§ **Problem statement**: Read the listing and extract each line that includes the word "type".

§ **Supplied records**:
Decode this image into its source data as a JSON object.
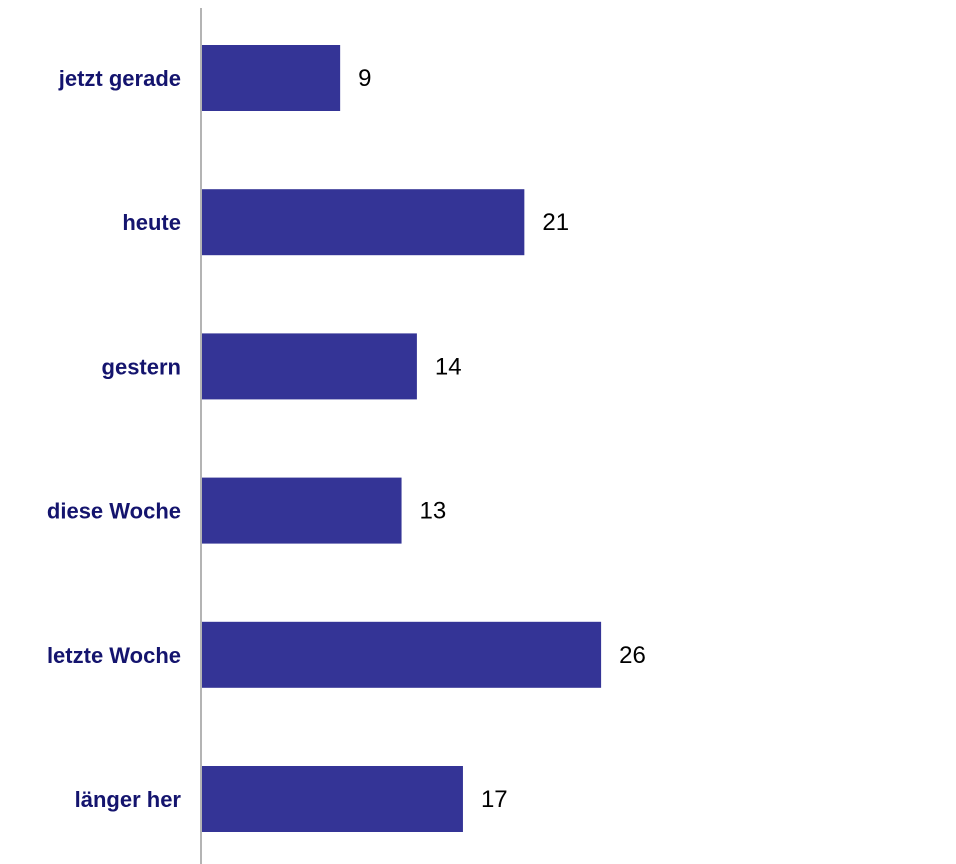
{
  "chart_data": {
    "type": "bar",
    "orientation": "horizontal",
    "categories": [
      "jetzt gerade",
      "heute",
      "gestern",
      "diese Woche",
      "letzte Woche",
      "länger her"
    ],
    "values": [
      9,
      21,
      14,
      13,
      26,
      17
    ],
    "title": "",
    "xlabel": "",
    "ylabel": "",
    "xlim": [
      0,
      30
    ],
    "grid": false,
    "legend": "none",
    "data_labels": true
  },
  "colors": {
    "bar": "#343496",
    "category_text": "#14146e",
    "value_text": "#000000",
    "axis": "#b4b4b4"
  }
}
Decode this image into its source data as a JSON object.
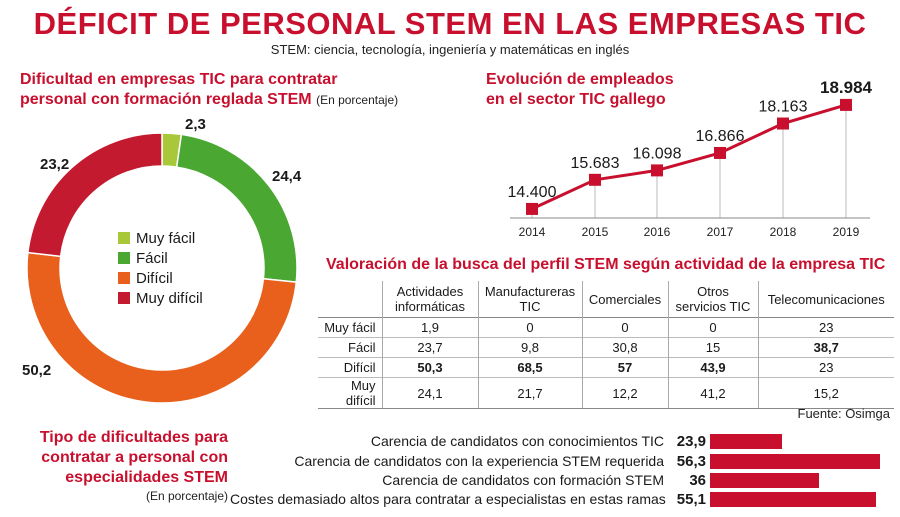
{
  "header": {
    "title": "DÉFICIT DE PERSONAL STEM EN LAS EMPRESAS TIC",
    "subtitle": "STEM: ciencia, tecnología, ingeniería y matemáticas en inglés"
  },
  "colors": {
    "accent": "#c8102e",
    "muy_facil": "#a8c83a",
    "facil": "#4aa832",
    "dificil": "#e8601c",
    "muy_dificil": "#c41a30"
  },
  "source": "Fuente: Osimga",
  "chart_data": [
    {
      "type": "pie",
      "title_line1": "Dificultad en empresas TIC para contratar",
      "title_line2": "personal con formación reglada STEM",
      "unit_note": "(En porcentaje)",
      "categories": [
        "Muy fácil",
        "Fácil",
        "Difícil",
        "Muy difícil"
      ],
      "values": [
        2.3,
        24.4,
        50.2,
        23.2
      ],
      "labels": [
        "2,3",
        "24,4",
        "50,2",
        "23,2"
      ]
    },
    {
      "type": "line",
      "title_line1": "Evolución de empleados",
      "title_line2": "en el sector TIC gallego",
      "x": [
        "2014",
        "2015",
        "2016",
        "2017",
        "2018",
        "2019"
      ],
      "values": [
        14400,
        15683,
        16098,
        16866,
        18163,
        18984
      ],
      "labels": [
        "14.400",
        "15.683",
        "16.098",
        "16.866",
        "18.163",
        "18.984"
      ],
      "grid": false
    },
    {
      "type": "table",
      "title": "Valoración de la busca del perfil STEM según actividad de la empresa TIC",
      "columns": [
        "Actividades informáticas",
        "Manufactureras TIC",
        "Comerciales",
        "Otros servicios TIC",
        "Telecomunicaciones"
      ],
      "rows": [
        {
          "label": "Muy fácil",
          "values": [
            "1,9",
            "0",
            "0",
            "0",
            "23"
          ]
        },
        {
          "label": "Fácil",
          "values": [
            "23,7",
            "9,8",
            "30,8",
            "15",
            "38,7"
          ]
        },
        {
          "label": "Difícil",
          "values": [
            "50,3",
            "68,5",
            "57",
            "43,9",
            "23"
          ]
        },
        {
          "label": "Muy difícil",
          "values": [
            "24,1",
            "21,7",
            "12,2",
            "41,2",
            "15,2"
          ]
        }
      ]
    },
    {
      "type": "bar",
      "orientation": "horizontal",
      "title_line1": "Tipo de dificultades para",
      "title_line2": "contratar a personal con",
      "title_line3": "especialidades STEM",
      "unit_note": "(En porcentaje)",
      "categories": [
        "Carencia de candidatos con conocimientos TIC",
        "Carencia de candidatos con la experiencia STEM requerida",
        "Carencia de candidatos con formación STEM",
        "Costes demasiado altos para contratar a especialistas en estas ramas"
      ],
      "values": [
        23.9,
        56.3,
        36,
        55.1
      ],
      "labels": [
        "23,9",
        "56,3",
        "36",
        "55,1"
      ]
    }
  ]
}
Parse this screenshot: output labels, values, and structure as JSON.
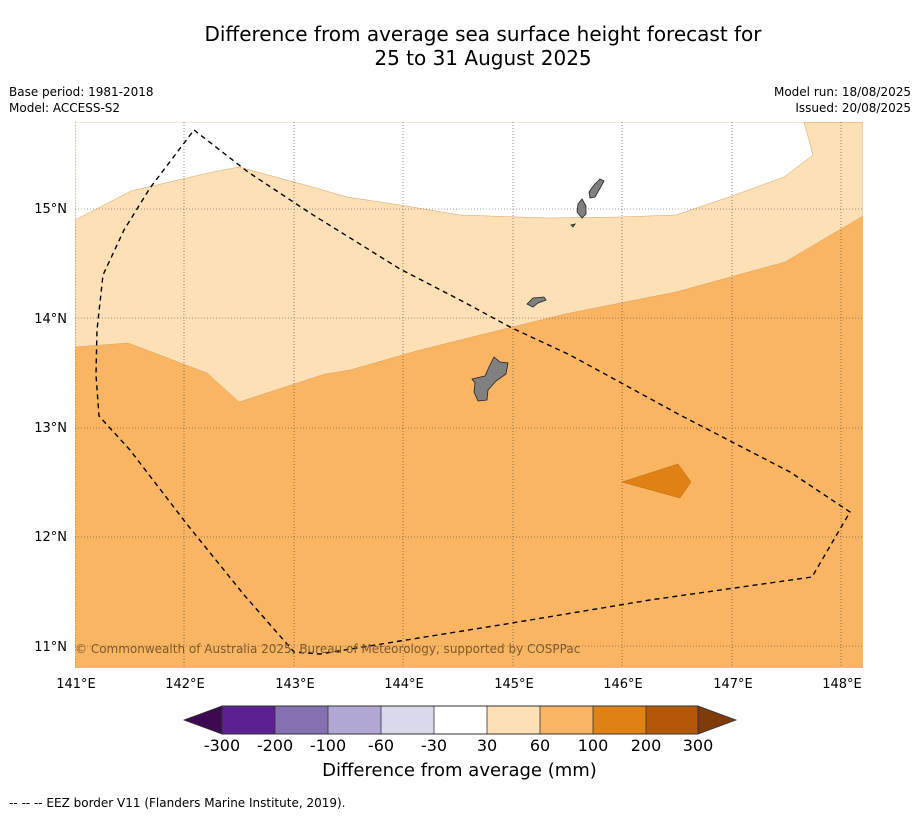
{
  "title_line1": "Difference from average sea surface height forecast for",
  "title_line2": "25 to 31 August 2025",
  "meta": {
    "base_period": "Base period: 1981-2018",
    "model": "Model: ACCESS-S2",
    "model_run": "Model run: 18/08/2025",
    "issued": "Issued: 20/08/2025"
  },
  "copyright": "© Commonwealth of Australia 2025, Bureau of Meteorology, supported by COSPPac",
  "lon_ticks": [
    "141°E",
    "142°E",
    "143°E",
    "144°E",
    "145°E",
    "146°E",
    "147°E",
    "148°E"
  ],
  "lat_ticks": [
    "15°N",
    "14°N",
    "13°N",
    "12°N",
    "11°N"
  ],
  "colorbar": {
    "label": "Difference from average (mm)",
    "tick_labels": [
      "-300",
      "-200",
      "-100",
      "-60",
      "-30",
      "30",
      "60",
      "100",
      "200",
      "300"
    ],
    "colors": [
      "#3d0a52",
      "#5a2290",
      "#8471b2",
      "#b0a7d2",
      "#d9d9ec",
      "#ffffff",
      "#fde0b6",
      "#fab562",
      "#e08213",
      "#b35806",
      "#7f3b08"
    ]
  },
  "legend_note": "--  --  -- EEZ border V11 (Flanders Marine Institute, 2019)."
}
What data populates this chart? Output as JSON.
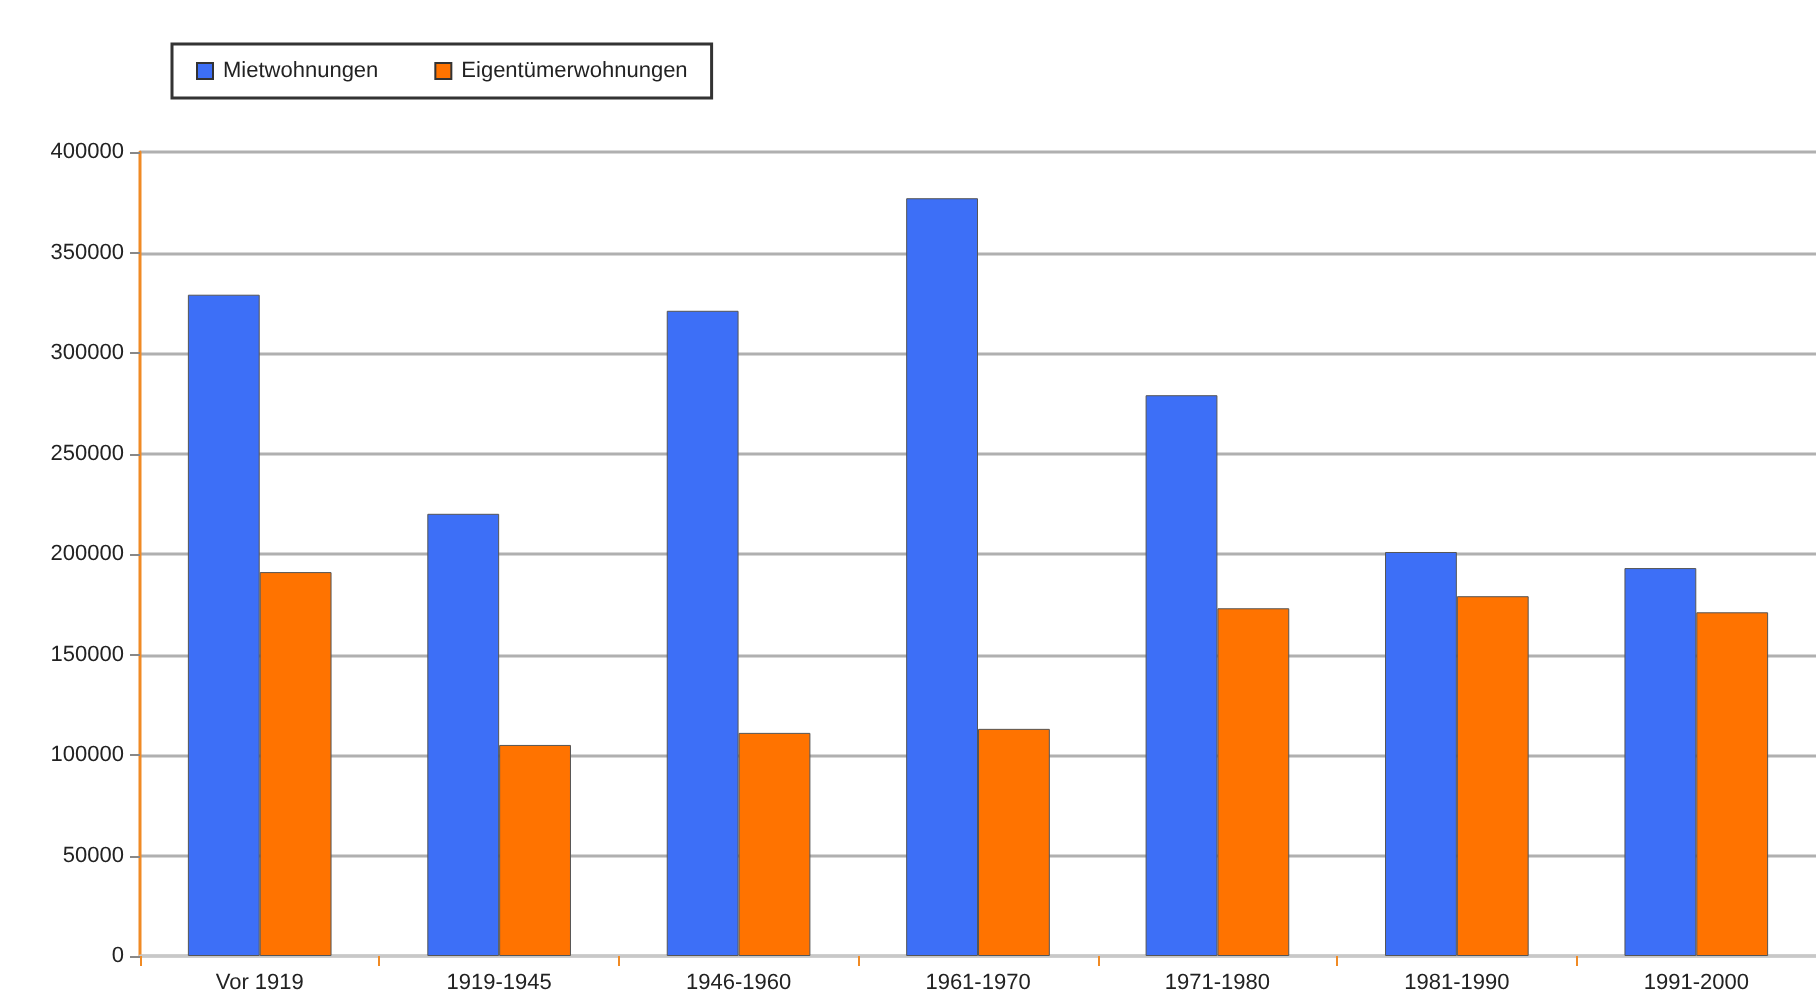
{
  "chart_data": {
    "type": "bar",
    "categories": [
      "Vor 1919",
      "1919-1945",
      "1946-1960",
      "1961-1970",
      "1971-1980",
      "1981-1990",
      "1991-2000"
    ],
    "series": [
      {
        "name": "Mietwohnungen",
        "color": "#3d6ff7",
        "values": [
          329000,
          220000,
          321000,
          377000,
          279000,
          201000,
          193000
        ]
      },
      {
        "name": "Eigentümerwohnungen",
        "color": "#ff7300",
        "values": [
          191000,
          105000,
          111000,
          113000,
          173000,
          179000,
          171000
        ]
      }
    ],
    "ylim": [
      0,
      400000
    ],
    "yticks": [
      0,
      50000,
      100000,
      150000,
      200000,
      250000,
      300000,
      350000,
      400000
    ],
    "grid": "y",
    "legend": "top left"
  }
}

§ **Written solution**:
    "type": "bar",
      "type": "pie",
      "type": "line",
      "type": "table",
      "type": "bar",
    "type": "bar",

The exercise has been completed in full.